§ **Records to use**
_____

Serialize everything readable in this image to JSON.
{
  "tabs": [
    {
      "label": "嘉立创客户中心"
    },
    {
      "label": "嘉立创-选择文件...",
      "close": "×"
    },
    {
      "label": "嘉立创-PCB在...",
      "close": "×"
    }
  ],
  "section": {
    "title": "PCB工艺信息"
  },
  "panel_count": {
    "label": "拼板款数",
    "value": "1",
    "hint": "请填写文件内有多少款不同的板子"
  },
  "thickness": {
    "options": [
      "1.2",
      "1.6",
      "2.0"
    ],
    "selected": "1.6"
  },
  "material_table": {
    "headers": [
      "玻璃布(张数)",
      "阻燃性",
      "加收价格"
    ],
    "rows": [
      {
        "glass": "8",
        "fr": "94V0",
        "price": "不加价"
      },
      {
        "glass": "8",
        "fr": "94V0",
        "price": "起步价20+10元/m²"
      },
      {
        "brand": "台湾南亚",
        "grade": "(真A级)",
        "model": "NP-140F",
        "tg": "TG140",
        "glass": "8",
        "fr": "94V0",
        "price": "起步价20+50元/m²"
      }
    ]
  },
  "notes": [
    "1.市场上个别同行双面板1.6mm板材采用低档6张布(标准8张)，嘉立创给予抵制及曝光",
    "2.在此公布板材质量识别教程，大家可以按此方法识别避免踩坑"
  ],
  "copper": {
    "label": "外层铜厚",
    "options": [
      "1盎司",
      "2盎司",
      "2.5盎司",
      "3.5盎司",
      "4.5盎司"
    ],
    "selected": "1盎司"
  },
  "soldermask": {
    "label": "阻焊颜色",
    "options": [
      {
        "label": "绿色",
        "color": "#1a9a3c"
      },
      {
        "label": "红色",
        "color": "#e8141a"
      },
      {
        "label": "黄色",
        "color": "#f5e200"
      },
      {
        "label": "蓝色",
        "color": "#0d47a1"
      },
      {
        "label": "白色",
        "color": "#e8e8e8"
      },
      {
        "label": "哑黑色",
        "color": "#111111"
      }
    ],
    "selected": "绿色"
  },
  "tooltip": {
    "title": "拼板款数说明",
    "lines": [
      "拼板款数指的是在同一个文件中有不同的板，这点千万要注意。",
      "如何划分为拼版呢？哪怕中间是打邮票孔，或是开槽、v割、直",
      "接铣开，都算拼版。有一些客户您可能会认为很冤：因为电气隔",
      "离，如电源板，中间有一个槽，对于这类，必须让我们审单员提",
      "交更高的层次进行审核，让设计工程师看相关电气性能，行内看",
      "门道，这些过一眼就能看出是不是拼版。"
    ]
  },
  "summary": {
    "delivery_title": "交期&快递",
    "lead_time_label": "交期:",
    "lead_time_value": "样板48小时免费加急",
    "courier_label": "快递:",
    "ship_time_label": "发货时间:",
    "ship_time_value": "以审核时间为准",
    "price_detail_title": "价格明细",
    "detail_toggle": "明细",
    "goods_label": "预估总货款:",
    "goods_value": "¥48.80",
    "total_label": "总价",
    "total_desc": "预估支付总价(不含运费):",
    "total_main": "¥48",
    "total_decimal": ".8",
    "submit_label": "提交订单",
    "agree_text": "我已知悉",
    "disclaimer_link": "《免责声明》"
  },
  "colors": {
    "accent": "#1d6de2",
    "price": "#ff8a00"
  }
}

_____

§ **Aim of the exercise**
Nothing should be left out: repeat all of the data exactly.

§ **Answer for this exercise**
Serialize everything readable in this image to JSON.
{
  "tabs": [
    {
      "label": "嘉立创客户中心"
    },
    {
      "label": "嘉立创-选择文件...",
      "close": "×"
    },
    {
      "label": "嘉立创-PCB在...",
      "close": "×"
    }
  ],
  "section": {
    "title": "PCB工艺信息"
  },
  "panel_count": {
    "label": "拼板款数",
    "value": "1",
    "hint": "请填写文件内有多少款不同的板子"
  },
  "thickness": {
    "options": [
      "1.2",
      "1.6",
      "2.0"
    ],
    "selected": "1.6"
  },
  "material_table": {
    "headers": [
      "玻璃布(张数)",
      "阻燃性",
      "加收价格"
    ],
    "rows": [
      {
        "glass": "8",
        "fr": "94V0",
        "price": "不加价"
      },
      {
        "glass": "8",
        "fr": "94V0",
        "price": "起步价20+10元/m²"
      },
      {
        "brand": "台湾南亚",
        "grade": "(真A级)",
        "model": "NP-140F",
        "tg": "TG140",
        "glass": "8",
        "fr": "94V0",
        "price": "起步价20+50元/m²"
      }
    ]
  },
  "notes": [
    "1.市场上个别同行双面板1.6mm板材采用低档6张布(标准8张)，嘉立创给予抵制及曝光",
    "2.在此公布板材质量识别教程，大家可以按此方法识别避免踩坑"
  ],
  "copper": {
    "label": "外层铜厚",
    "options": [
      "1盎司",
      "2盎司",
      "2.5盎司",
      "3.5盎司",
      "4.5盎司"
    ],
    "selected": "1盎司"
  },
  "soldermask": {
    "label": "阻焊颜色",
    "options": [
      {
        "label": "绿色",
        "color": "#1a9a3c"
      },
      {
        "label": "红色",
        "color": "#e8141a"
      },
      {
        "label": "黄色",
        "color": "#f5e200"
      },
      {
        "label": "蓝色",
        "color": "#0d47a1"
      },
      {
        "label": "白色",
        "color": "#e8e8e8"
      },
      {
        "label": "哑黑色",
        "color": "#111111"
      }
    ],
    "selected": "绿色"
  },
  "tooltip": {
    "title": "拼板款数说明",
    "lines": [
      "拼板款数指的是在同一个文件中有不同的板，这点千万要注意。",
      "如何划分为拼版呢？哪怕中间是打邮票孔，或是开槽、v割、直",
      "接铣开，都算拼版。有一些客户您可能会认为很冤：因为电气隔",
      "离，如电源板，中间有一个槽，对于这类，必须让我们审单员提",
      "交更高的层次进行审核，让设计工程师看相关电气性能，行内看",
      "门道，这些过一眼就能看出是不是拼版。"
    ]
  },
  "summary": {
    "delivery_title": "交期&快递",
    "lead_time_label": "交期:",
    "lead_time_value": "样板48小时免费加急",
    "courier_label": "快递:",
    "ship_time_label": "发货时间:",
    "ship_time_value": "以审核时间为准",
    "price_detail_title": "价格明细",
    "detail_toggle": "明细",
    "goods_label": "预估总货款:",
    "goods_value": "¥48.80",
    "total_label": "总价",
    "total_desc": "预估支付总价(不含运费):",
    "total_main": "¥48",
    "total_decimal": ".8",
    "submit_label": "提交订单",
    "agree_text": "我已知悉",
    "disclaimer_link": "《免责声明》"
  },
  "colors": {
    "accent": "#1d6de2",
    "price": "#ff8a00"
  }
}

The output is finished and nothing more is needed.